■ Given exercise 1: In the records, retype the part that opens with the line containing "x-tick-label: Brazil — [695, 496, 743, 517]" and closes with the line containing "data-label: -2% — [305, 331, 339, 352]", reproducing each line as it stands.
■ Given exercise 2: Pick up the article on the DOJ's response to Campos and Elie at the point where it stops, and keep writing.
-- Passage provided start --
DOJ's Response to Campos and Elie: Summary and Analysis DOJ's Response to Campos and Elie: Summary and Analysis

DOJ vs PokerAs reported last weekend, the US Department of Justice (DOJ) has filed a response to John Campos and Chad Elie’s motion to dismiss charges made against them in the Black Friday indictments in connection with their payment processing for online poker sites.

The DOJ has long contended that online poker is considered illegal gambling under federal law, despite the lack of settled case law concerned specifically with the game of poker and despite the ambiguity of the language of the laws as they might apply to peer-to-peer skill games. Indeed, the forthcoming potential courtroom showdown between the DOJ and Campos and Elie could lead to the long-awaited opportunity for poker’s place in US gambling law to be definitively clarified.

For the first time ever, this document sketches the arguments that the DOJ holds against poker, highlighting the perspective that has guided their treatment of the game over the years. Regardless of one’s sympathy for the fate of Campos and Elie or their associated online poker rooms, the current legal interpretations of the US government will be important in shaping the US poker economy, at least until new laws are passed.

Please note that your author is not a lawyer, and will not attempt to delve too deeply into the legal complexities of this pending case. Those who are more studied in law may find the full document worth a read, but this summary should be sufficiently illustrative for laymen while discussing the aspects most relevant to the poker community.

Summary

In their original motion to dismiss, Campos and Elie argued that the Illegal Gambling Business Act (IGBA) and Unlawful Internet Gambling Enforcement Act (UIGEA) charges against them were invalid for several reasons, all of which the DOJ disputes.
-- Passage provided end --
-- Data listing start --
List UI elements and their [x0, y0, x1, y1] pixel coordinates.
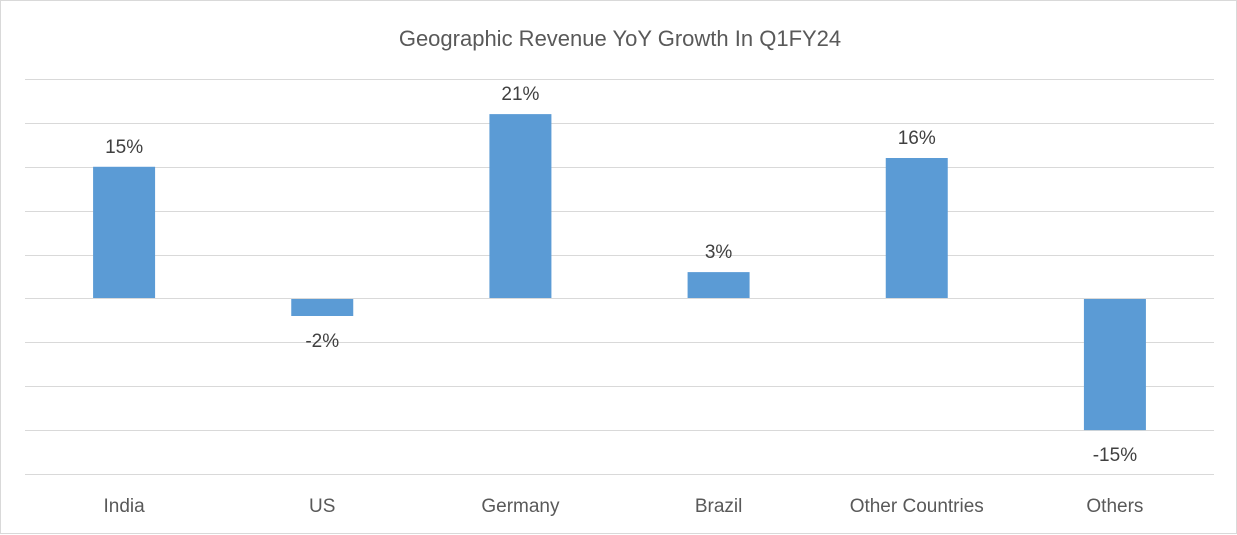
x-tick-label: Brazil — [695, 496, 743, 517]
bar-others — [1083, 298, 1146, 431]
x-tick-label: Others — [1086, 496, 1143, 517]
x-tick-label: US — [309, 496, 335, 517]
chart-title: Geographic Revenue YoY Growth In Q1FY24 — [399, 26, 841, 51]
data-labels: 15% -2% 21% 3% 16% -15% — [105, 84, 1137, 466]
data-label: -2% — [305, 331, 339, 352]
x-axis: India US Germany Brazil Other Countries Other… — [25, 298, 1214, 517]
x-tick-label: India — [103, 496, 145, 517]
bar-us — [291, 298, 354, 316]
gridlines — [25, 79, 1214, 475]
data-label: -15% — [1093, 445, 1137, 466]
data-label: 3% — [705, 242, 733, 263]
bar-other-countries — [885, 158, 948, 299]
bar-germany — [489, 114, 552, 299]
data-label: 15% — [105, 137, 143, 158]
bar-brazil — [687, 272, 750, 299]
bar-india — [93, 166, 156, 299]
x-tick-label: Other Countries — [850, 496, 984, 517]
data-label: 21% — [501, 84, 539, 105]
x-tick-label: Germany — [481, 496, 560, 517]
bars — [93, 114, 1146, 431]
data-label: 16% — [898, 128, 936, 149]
-- Data listing end --
■ Result 1:
x-tick-label: Brazil — [695, 496, 743, 517]
bar-others — [1083, 298, 1146, 431]
x-tick-label: Others — [1086, 496, 1143, 517]
x-tick-label: US — [309, 496, 335, 517]
chart-title: Geographic Revenue YoY Growth In Q1FY24 — [399, 26, 841, 51]
data-labels: 15% -2% 21% 3% 16% -15% — [105, 84, 1137, 466]
data-label: -2% — [305, 331, 339, 352]

■ Result 2:
The document first lays out a brief history of payment processing for internet poker and Campos and Elie’s gradual involvement in the industry, worth a read for anybody curious about the interesting details of how these relationships developed leading up to the indictments. This leads into a brief history of poker being treated as gambling, with a heavy reliance on the early cultural history of the game and featuring the misattribution of Kenny Rogers’ song “The Gambler” to Willie Nelson. Here, Campos and Elie’s claims that the IGBA and UIGEA do not include poker in their definitions of gambling are disputed; we shall delve further into these arguments in the next section.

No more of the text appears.